実施する作業 »
#1 新生児終末期ケアに関する本文から、「方法: 無記名式の構成型質問」から「必要があることが示唆された.」までを一字一句そのまま書き写してください。
#2 次の(a)〜(c)が新生児終末期ケアに関する本文の内容と合うかどうかを「はい」か「いいえ」で答え、それぞれ判断の決め手となる本文の語句をそのまま引用すること。
(a) 有効回答を得たのは340名である。
(b) 質問紙調査は記名式で行われた。
(c) 対象者は日本新生児看護学会員674名である。

選択した本文 »
# # #

目的: わが国の場合,新生児の終末期ケアに関する教育プログラムは,死別ケア(グリーフケア)が中心であり,意思決定のサポートや新生児の痛みや安楽のマネジメントは含まれていない.そこで本研究では,新生児終末期ケアの包括的な教育プログラムを開発するための基礎資料を得ることを目的に質問紙調査を実施した.
方法: 無記名式の構成型質問紙調査を郵送法によって行った.対象者は日本新生児看護学会員674名とし,平成23年4月と平成24年5月に実施した.質問内容は,回答者の背景,死についての捉え方,新生児終末期ケア実践の捉え方,希望する新生児終末期ケアの学習項目とした.分析は,基本統計量の算出,一元配置分散分析によって行った.
結果: 340名から有効回答を得た(51.4%).1)「新生児の死は受け入れ難い」について「思う・やや思う」のは76.5%であった.2)「両親が検討に参加する/新生児のケアをすることは,価値がある」「両親の思いを聴くことは,やりがいがある」は,意思決定期・臨死期・死別期の間で有意差を認め,意思決定期が最低値であった.3)新生児終末期ケアの学習項目の中で,希望が最も多かったのは「終末期の家族の心理的側面のケア」,次いで多かったのが「医療者の心理的ケアや対処」,最も少なかったのは「治療中止に関する倫理的意思決定」「家族とのコミュニケーション」であった.
結論: 新生児の終末期ケアや緩和ケアの理解ややりがいを促すことを目的とした学際的,かつ医療者の心理的ケアを含む教育プログラムを作成する必要があることが示唆された.

# # #

提供された情報 »
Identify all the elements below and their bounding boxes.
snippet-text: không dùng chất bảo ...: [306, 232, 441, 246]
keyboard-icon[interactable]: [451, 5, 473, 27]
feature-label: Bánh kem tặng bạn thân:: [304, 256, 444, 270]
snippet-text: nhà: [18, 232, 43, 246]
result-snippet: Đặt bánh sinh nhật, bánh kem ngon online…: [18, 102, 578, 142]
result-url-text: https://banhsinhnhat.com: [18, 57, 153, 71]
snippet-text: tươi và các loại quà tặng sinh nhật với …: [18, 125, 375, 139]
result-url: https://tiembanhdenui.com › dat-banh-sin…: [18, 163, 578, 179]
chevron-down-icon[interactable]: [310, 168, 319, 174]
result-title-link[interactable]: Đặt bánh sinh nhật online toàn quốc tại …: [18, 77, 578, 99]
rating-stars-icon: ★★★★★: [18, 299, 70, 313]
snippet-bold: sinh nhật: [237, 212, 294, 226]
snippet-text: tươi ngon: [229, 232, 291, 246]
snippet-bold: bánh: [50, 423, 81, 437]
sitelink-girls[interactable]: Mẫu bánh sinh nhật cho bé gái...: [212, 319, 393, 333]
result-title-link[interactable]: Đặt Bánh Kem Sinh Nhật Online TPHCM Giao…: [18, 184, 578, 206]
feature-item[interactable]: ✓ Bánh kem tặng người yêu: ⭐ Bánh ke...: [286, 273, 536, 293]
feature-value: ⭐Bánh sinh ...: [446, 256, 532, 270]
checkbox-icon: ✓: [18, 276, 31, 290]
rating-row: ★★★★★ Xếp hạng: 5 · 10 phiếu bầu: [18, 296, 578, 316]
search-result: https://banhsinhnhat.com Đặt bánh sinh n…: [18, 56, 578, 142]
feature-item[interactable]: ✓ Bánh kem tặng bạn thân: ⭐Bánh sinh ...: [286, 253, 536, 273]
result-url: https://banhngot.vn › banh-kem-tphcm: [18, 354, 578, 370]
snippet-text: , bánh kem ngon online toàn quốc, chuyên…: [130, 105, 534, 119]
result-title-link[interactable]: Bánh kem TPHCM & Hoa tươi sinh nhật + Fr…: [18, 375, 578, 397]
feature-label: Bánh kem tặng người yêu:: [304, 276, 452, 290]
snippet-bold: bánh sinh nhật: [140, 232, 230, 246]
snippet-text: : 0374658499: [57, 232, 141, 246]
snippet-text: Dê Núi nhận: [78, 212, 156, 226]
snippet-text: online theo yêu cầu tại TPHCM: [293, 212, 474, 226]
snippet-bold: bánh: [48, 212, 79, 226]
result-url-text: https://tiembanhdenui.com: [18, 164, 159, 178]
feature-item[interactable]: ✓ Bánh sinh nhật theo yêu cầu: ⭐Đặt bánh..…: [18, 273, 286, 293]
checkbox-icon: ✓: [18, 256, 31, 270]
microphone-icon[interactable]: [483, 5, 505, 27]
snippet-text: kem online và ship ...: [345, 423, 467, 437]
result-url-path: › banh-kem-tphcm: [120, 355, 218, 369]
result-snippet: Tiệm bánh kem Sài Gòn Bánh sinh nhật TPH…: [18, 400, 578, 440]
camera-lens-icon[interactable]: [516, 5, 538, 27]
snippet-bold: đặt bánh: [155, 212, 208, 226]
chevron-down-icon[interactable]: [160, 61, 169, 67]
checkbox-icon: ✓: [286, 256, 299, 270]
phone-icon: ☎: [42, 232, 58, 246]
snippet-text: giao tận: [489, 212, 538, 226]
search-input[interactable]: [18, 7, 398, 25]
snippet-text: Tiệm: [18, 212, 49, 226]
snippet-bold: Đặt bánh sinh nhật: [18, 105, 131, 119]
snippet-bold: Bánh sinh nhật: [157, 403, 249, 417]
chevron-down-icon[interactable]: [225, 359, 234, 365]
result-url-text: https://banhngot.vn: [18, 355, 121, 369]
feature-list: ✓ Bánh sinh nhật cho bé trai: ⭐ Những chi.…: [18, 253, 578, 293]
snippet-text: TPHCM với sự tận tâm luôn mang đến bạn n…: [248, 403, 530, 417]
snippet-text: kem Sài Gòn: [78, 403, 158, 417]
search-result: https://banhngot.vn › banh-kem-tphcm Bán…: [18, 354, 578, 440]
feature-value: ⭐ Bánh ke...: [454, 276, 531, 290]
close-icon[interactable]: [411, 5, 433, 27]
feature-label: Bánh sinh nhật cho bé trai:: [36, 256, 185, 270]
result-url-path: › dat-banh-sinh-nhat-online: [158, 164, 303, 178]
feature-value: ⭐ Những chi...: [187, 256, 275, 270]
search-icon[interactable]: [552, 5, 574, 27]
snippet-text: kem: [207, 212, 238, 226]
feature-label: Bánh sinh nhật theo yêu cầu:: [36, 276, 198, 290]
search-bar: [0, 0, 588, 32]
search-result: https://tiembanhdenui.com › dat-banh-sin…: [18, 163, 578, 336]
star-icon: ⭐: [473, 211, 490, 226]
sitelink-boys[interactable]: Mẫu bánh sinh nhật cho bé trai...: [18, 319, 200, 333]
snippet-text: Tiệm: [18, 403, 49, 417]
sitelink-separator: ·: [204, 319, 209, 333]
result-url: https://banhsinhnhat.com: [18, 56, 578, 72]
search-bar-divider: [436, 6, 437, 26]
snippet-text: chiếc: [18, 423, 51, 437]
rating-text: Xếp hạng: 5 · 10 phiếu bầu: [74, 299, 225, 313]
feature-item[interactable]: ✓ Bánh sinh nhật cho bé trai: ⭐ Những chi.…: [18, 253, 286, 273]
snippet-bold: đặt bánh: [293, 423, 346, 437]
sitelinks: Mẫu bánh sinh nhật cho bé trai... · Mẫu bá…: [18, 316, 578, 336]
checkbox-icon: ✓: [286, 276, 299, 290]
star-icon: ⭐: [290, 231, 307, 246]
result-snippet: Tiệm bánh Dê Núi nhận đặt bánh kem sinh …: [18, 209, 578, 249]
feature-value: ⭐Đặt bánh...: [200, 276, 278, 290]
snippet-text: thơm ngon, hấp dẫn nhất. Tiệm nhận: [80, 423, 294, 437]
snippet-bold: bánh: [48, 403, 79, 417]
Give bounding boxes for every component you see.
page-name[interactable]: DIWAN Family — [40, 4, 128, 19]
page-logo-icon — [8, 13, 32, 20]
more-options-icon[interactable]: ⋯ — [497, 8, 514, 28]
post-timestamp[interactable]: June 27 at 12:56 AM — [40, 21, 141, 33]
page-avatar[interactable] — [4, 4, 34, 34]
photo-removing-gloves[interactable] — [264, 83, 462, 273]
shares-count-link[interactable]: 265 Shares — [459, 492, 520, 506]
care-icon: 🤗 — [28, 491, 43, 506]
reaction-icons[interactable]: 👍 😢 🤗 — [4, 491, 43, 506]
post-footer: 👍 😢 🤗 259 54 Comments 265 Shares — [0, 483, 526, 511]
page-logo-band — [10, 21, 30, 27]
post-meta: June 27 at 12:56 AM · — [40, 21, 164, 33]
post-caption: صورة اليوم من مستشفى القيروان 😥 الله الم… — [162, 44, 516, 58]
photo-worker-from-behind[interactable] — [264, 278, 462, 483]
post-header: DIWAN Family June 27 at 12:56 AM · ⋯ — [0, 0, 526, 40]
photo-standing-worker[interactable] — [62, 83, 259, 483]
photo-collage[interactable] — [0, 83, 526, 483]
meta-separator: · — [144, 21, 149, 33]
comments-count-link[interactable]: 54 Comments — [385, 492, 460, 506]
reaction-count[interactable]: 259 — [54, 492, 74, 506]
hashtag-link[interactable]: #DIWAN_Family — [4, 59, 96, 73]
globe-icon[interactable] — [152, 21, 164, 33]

# # #

作業ごとの結果 »
#1
方法: 無記名式の構成型質問紙調査を郵送法によって行った.対象者は日本新生児看護学会員674名とし,平成23年4月と平成24年5月に実施した.質問内容は,回答者の背景,死についての捉え方,新生児終末期ケア実践の捉え方,希望する新生児終末期ケアの学習項目とした.分析は,基本統計量の算出,一元配置分散分析によって行った.
結果: 340名から有効回答を得た(51.4%).1)「新生児の死は受け入れ難い」について「思う・やや思う」のは76.5%であった.2)「両親が検討に参加する/新生児のケアをすることは,価値がある」「両親の思いを聴くことは,やりがいがある」は,意思決定期・臨死期・死別期の間で有意差を認め,意思決定期が最低値であった.3)新生児終末期ケアの学習項目の中で,希望が最も多かったのは「終末期の家族の心理的側面のケア」,次いで多かったのが「医療者の心理的ケアや対処」,最も少なかったのは「治療中止に関する倫理的意思決定」「家族とのコミュニケーション」であった.
結論: 新生児の終末期ケアや緩和ケアの理解ややりがいを促すことを目的とした学際的,かつ医療者の心理的ケアを含む教育プログラムを作成する必要があることが示唆された.

#2
(a) はい。「340名から有効回答を得た(51.4%)」
(b) いいえ。「無記名式の構成型質問紙調査を郵送法によって行った」
(c) はい。「対象者は日本新生児看護学会員674名とし」